SOURCE EXCERPT:
How do we explain that the majority of the leaders and members of the Communist Party in the Soviet Union and throughout the world — including very theoretically developed and experienced Communist cadres — ignored the degeneration of the revolution? Why did they defend all the disastrous political and programmatic twists initiated by Stalin and his inner circle? These twists and changes stood in stark contradiction to the earlier program and democratic structure of the Bolshevik Party.

It is outside the scope of this book to explain the different programs and internal functioning of the Communist International under the leadership of Lenin and Trotsky versus their program and functioning under the dictatorship of Stalin. A lot was written about it, however. I believe that the best explanation is done by Trotsky. His best books that explain the rise of Stalin to power are The Revolution Betrayed and The Third International After Lenin. But in my opinion these books do not do a complete job, since they do not examine in depth the human factor. Trotsky may not have time because he was overoccupied with the day to day tasks of the turbulent upheavals during the first decades of the 20th century. The Marxist movement after his death, however, ignored completely as irrelevant the social/psychological factors that drove thousands Communist Party leaders from the Bolshevik Party in the Soviet Union and internationally into the arms of Stalin and the bureaucracy that he represented. To understand the degeneration of the Communist parties and the socialist movement in general, these social/psychological factors cannot be ignored — they must be explained.

[Element position data]

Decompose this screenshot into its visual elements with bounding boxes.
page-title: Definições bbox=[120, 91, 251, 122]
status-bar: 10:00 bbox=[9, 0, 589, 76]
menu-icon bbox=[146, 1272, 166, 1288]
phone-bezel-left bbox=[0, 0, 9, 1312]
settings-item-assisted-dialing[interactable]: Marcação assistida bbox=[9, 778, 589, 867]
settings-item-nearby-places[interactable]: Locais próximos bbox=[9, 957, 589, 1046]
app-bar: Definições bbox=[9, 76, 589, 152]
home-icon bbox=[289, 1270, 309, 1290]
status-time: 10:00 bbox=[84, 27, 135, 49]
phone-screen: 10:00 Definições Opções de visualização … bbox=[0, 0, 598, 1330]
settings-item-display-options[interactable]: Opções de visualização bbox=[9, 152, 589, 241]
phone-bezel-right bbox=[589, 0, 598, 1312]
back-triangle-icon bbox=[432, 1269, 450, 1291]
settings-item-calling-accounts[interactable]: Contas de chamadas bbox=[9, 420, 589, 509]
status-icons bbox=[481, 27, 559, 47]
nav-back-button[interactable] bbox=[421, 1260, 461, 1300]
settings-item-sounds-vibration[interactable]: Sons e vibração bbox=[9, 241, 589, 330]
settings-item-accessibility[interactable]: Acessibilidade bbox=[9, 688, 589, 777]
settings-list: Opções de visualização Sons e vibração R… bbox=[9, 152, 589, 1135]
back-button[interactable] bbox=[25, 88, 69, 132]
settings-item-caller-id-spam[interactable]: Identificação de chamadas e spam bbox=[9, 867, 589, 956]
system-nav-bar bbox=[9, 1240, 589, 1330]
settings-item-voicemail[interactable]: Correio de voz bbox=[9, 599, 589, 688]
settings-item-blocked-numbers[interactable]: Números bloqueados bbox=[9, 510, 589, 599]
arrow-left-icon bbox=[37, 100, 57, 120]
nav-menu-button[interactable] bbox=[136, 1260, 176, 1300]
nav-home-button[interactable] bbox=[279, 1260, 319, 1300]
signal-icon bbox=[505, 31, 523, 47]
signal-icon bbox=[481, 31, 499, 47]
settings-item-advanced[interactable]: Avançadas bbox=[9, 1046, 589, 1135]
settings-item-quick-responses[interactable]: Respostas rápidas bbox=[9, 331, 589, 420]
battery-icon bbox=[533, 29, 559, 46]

==

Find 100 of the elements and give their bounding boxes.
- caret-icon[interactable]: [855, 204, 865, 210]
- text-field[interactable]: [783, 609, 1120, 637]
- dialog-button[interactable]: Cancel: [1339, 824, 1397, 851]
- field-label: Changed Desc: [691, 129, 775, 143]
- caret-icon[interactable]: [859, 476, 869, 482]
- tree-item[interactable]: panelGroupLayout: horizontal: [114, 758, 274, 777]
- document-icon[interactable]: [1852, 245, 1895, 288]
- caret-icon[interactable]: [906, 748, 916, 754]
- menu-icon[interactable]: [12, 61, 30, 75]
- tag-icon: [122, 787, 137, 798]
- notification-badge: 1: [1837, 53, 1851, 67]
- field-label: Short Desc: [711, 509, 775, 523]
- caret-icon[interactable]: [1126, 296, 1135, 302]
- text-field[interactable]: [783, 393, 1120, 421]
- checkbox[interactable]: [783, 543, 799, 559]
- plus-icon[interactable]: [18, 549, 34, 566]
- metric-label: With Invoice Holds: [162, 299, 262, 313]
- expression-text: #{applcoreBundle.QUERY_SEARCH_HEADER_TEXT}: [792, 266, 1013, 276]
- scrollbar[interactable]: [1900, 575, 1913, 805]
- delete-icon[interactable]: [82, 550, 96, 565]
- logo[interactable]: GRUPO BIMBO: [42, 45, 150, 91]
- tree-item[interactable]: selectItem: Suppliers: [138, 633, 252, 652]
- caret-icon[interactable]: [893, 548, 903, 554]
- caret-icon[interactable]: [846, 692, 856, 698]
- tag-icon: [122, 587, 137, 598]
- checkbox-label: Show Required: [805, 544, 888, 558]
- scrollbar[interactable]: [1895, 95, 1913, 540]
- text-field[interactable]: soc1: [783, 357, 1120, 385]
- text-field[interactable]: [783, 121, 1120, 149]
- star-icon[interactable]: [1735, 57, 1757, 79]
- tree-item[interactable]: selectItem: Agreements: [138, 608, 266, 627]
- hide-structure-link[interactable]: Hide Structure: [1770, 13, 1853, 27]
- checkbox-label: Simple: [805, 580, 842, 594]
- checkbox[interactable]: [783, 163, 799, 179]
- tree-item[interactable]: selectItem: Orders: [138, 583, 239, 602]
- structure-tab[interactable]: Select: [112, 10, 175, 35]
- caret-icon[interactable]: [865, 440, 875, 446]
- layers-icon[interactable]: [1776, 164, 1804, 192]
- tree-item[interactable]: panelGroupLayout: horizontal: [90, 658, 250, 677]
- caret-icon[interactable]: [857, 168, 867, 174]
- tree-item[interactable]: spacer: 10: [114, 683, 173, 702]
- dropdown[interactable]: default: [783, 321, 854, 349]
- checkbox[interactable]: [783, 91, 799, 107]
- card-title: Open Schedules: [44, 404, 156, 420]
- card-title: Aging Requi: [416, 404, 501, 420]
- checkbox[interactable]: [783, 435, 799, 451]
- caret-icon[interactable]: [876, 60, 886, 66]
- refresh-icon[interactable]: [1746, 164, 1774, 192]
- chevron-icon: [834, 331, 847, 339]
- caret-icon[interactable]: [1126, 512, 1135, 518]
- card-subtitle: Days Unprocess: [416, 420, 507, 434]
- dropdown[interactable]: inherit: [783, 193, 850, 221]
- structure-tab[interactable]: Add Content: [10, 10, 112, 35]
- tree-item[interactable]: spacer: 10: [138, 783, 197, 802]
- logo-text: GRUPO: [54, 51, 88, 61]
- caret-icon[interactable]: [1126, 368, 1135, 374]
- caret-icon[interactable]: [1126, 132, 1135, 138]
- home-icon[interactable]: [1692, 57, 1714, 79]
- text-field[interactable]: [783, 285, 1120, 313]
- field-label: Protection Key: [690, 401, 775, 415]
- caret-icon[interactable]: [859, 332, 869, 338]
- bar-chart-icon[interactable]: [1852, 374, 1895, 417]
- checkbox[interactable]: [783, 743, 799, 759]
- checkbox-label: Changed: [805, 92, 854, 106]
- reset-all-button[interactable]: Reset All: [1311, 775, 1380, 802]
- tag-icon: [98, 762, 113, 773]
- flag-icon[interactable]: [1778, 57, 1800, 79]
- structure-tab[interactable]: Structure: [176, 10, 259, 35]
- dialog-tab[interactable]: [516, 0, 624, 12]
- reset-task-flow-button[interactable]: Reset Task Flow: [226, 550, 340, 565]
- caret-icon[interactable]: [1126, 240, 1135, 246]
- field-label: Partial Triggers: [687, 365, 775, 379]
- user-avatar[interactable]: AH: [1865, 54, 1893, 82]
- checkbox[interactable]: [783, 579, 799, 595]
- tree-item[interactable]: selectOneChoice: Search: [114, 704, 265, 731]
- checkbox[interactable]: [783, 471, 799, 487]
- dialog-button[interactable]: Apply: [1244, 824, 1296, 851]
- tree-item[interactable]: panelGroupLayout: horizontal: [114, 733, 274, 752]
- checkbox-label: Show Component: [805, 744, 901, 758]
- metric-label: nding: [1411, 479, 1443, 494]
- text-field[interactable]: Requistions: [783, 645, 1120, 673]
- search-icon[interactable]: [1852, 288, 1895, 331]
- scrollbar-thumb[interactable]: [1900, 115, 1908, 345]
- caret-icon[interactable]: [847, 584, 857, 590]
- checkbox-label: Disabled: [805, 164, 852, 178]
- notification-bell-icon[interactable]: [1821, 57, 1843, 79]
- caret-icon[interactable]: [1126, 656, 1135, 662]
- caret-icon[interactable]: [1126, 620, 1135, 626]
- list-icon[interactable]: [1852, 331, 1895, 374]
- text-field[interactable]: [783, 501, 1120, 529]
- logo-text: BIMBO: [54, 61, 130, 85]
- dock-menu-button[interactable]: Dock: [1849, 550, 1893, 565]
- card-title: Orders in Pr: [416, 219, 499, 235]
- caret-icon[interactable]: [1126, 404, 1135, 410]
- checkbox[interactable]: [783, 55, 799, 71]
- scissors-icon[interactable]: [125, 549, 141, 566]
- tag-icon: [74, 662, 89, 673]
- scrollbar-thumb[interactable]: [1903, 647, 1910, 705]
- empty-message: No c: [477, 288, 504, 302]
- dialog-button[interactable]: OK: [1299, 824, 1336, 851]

---

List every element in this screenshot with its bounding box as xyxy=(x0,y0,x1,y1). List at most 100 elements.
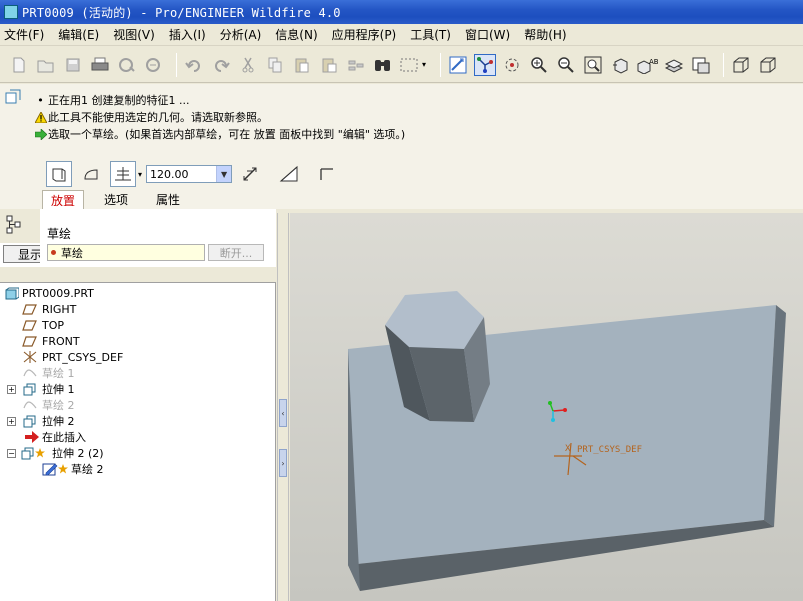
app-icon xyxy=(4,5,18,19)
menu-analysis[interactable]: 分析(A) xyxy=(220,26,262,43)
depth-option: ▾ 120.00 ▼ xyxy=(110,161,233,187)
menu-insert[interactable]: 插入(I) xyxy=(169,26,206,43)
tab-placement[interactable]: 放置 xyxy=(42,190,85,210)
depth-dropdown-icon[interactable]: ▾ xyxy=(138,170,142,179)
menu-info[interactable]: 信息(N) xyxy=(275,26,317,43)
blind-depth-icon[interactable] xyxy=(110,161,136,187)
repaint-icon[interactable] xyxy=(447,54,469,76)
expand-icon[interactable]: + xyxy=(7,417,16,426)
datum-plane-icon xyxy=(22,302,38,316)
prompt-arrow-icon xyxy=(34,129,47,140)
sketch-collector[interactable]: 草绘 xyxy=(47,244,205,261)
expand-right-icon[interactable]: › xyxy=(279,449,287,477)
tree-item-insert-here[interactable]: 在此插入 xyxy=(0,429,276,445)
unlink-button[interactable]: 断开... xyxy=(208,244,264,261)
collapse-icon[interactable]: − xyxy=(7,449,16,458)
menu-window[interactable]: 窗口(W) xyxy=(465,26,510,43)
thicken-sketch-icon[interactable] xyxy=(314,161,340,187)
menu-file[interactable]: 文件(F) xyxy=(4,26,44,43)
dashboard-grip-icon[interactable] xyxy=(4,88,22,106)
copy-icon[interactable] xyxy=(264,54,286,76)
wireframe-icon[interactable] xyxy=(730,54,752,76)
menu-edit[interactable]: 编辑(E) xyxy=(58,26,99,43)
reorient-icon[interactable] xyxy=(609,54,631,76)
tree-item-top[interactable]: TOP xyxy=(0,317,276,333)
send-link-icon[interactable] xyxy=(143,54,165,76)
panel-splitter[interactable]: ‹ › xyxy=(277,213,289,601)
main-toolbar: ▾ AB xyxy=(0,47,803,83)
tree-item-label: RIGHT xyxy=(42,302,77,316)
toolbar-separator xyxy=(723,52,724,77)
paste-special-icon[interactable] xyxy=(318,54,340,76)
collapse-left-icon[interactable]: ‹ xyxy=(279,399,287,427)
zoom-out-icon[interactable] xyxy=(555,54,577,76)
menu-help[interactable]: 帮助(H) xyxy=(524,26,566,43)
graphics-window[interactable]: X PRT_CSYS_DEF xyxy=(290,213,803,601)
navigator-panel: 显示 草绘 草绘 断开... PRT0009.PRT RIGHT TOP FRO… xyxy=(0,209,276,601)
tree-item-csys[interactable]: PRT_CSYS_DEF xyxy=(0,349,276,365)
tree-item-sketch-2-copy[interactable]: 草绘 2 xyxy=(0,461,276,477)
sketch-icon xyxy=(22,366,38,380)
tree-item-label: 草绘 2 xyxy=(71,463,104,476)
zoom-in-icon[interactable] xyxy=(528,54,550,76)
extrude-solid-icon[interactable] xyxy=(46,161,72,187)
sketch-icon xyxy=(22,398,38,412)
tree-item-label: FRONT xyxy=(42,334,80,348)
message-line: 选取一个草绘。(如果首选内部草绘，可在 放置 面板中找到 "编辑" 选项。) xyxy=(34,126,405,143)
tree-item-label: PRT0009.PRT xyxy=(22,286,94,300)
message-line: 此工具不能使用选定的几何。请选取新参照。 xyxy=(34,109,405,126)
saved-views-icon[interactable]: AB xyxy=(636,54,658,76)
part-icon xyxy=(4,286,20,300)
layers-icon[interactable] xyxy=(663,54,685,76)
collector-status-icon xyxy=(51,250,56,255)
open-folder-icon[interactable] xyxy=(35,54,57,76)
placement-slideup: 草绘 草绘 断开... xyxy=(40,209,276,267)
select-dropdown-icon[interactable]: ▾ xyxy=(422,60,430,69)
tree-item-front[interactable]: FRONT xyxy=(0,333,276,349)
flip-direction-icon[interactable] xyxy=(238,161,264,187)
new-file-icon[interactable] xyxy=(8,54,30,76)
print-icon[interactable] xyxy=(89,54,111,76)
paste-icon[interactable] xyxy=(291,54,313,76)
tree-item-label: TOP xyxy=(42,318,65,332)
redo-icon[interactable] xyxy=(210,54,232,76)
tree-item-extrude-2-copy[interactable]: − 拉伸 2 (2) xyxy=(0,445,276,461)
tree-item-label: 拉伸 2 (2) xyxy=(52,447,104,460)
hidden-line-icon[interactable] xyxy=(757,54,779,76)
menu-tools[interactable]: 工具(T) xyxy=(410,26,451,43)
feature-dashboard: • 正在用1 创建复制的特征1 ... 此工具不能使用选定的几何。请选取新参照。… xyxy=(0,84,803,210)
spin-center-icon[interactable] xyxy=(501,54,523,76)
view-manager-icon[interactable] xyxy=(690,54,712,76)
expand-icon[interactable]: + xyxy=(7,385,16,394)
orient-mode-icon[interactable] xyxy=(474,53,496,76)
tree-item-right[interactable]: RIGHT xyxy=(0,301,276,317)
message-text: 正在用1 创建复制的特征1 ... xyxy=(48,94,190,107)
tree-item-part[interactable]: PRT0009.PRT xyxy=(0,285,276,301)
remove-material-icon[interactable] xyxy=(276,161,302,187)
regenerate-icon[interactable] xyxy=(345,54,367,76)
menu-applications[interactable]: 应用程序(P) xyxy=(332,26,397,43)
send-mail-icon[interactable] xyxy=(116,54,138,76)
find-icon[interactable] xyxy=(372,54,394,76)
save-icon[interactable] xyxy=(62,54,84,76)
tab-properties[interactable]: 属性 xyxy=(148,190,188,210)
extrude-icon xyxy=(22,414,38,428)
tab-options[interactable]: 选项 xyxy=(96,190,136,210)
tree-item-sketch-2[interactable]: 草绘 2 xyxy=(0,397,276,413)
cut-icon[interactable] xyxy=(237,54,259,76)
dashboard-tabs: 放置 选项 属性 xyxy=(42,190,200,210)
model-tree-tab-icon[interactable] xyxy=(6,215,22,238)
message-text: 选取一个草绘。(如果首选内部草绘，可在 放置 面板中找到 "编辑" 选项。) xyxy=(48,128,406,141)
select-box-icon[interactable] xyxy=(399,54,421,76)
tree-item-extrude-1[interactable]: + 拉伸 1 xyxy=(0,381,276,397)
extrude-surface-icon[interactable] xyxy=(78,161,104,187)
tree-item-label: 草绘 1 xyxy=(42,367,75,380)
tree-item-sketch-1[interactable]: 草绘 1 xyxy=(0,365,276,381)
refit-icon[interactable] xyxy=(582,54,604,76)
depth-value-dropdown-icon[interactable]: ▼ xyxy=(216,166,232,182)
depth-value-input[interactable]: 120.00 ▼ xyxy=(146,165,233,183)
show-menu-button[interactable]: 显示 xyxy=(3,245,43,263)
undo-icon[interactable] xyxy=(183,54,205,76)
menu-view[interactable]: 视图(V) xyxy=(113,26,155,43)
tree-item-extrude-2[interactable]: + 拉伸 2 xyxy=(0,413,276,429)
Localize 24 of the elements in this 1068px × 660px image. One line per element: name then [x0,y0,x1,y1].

GIVEN EXERCISE 1:
Name every historical figure mentioned in the excerpt on Stalin and the Communist Party.
GIVEN EXERCISE 2:
Condense the paragraph beginning "It is outside the scope of this book" from the excerpt on Stalin and the Communist Party into a short bulleted list that keeps its main points.
GIVEN EXERCISE 3:
Resume the excerpt on Stalin and the Communist Party, starting right after its final sentence.

EXERCISE RESPONSE 1:
Stalin, Lenin, Trotsky

EXERCISE RESPONSE 2:
- The book does not cover how the Communist International's program and internal functioning differed under Lenin and Trotsky versus under Stalin's dictatorship, though much has been written on it.
- The author considers Trotsky's explanation the best, especially in The Revolution Betrayed and The Third International After Lenin.
- In the author's view, these books are incomplete because they do not examine the human factor in depth, possibly because Trotsky was preoccupied with the upheavals of the early 20th century.
- After Trotsky's death, the Marxist movement dismissed as irrelevant the social/psychological factors that drove thousands of Communist Party leaders to Stalin and his bureaucracy.
- These factors must be explained to understand the degeneration of the Communist parties and the socialist movement.

EXERCISE RESPONSE 3:
It is very typical that when a “leader” is psychologically immature, his/her dependent personality plays a decisive rule in his/her adaptation of irrational political positions and ideology which contradict his/her principles of yesterday. As long as the crippled immature personality persists, the adaptation of political positions and ideologies always subordinate to the insecurities of the weak personality. And a weak personality always subordinate to the “stronger” personality, that is, to the personality that represents the social limitation of the dominating society and its pressure. Stalin represented a “stronger” personality to capitulate to; he also represented the worst limitation and pressure of the dominating world capitalist society; he was the best expression of the bureaucratic leaders’ provincial “socialism”; these bureaucrats were mainly interested in their material comfort and security at the expense of the world socialist revolution [1].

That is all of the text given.